What you are asked to do. In the cloud computing text, what is the more correct name for two clouds that have been joined together?

Text.

::::

The “cloud” in cloud computing can be defined as the set of hardware, networks, storage, services, and interfaces that combine to deliver aspects of computing as a service. Cloud services include the delivery of software, infrastructure, and storage over the Internet (either as separate components or a complete platform) based on user demand. (See Cloud Computing Models for the lowdown on the way clouds are used.

Cloud computing has four essential characteristics: elasticity and the ability to scale up and down, self-service provisioning and automatic deprovisioning, application programming interfaces (APIs), billing and metering of service usage in a pay-as-you-go model. (Cloud Computing Characteristics discusses these elements in detail.This flexibility is what is attracting individuals and businesses to move to the cloud.

·         Deployment Models:

There are Four different deployment models of cloud computing:

1)    Public Cloud:

Public or external cloud is traditional cloud computing where resources are dynamically provisioned on a fine-grained, self-service basis over the Internet or via and or from an off-site third-party provider who bills on a fine-grained basis.

2)    Community Cloud:

If several organizations have similar requirements and seek to share infrastructure to realize the benefits of cloud computing, then a community cloud can be established.  This is a more expensive option as compared to public cloud as the costs are spread over fewer users as compared to a public cloud. However, this option may offer a higher level of privacy, security and/or policy compliance.

3)    Hybrid Cloud:

Hybrid Cloud means either two separate clouds joined together (public, private, internal or external or a combination of virtualized cloud server instances used together with real physical hardware. The most correct definition of the term "Hybrid Cloud" is probably the use of physical hardware and virtualized cloud server instances together to provide a single common service. Two clouds that have been joined together are more correctly called a "combined cloud". Private Clouds: Private clouds describe offerings that deploy cloud computing on private networks.  It consists of applications or virtual machines in a company's own set of hosts. They provide the benefits of utility computing-shared hardware costs, the ability to recover from failure, and the ability to scale up or down depending upon demand.

4)      Community Cloud:

If several organizations have similar requirements and seek to share infrastructure to realize the benefits of cloud computing, then a community cloud can be established.  This is a more expensive option as compared to public cloud as the costs are spread over fewer users as compared to a public cloud. However, this option may offer a higher level of privacy, security and/or policy compliance.

::::

Supplied data.
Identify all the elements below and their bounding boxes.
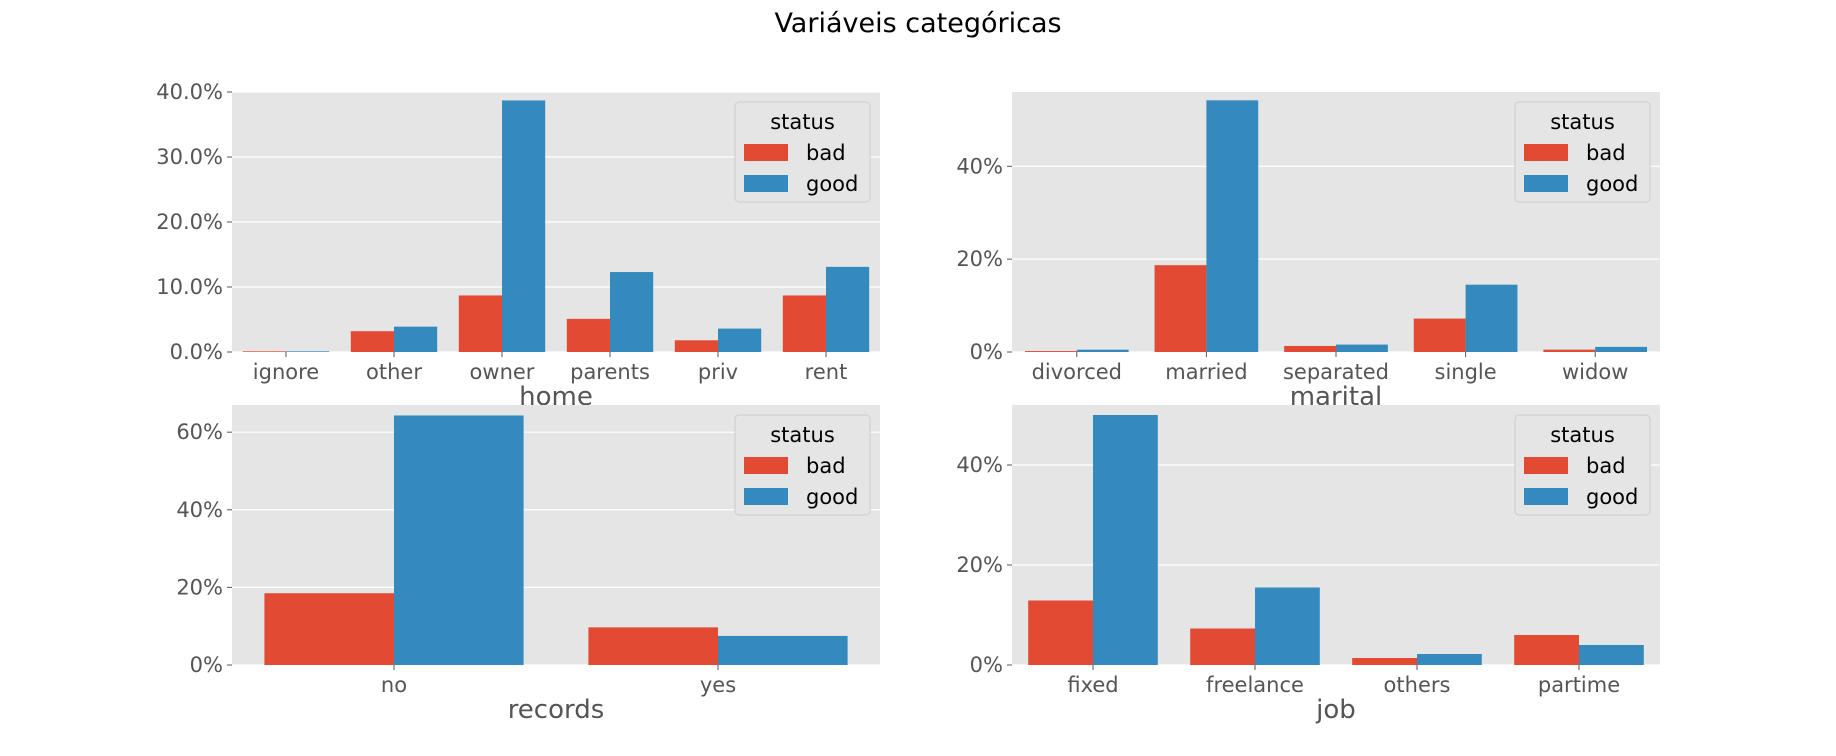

::::

Solution. A "combined cloud."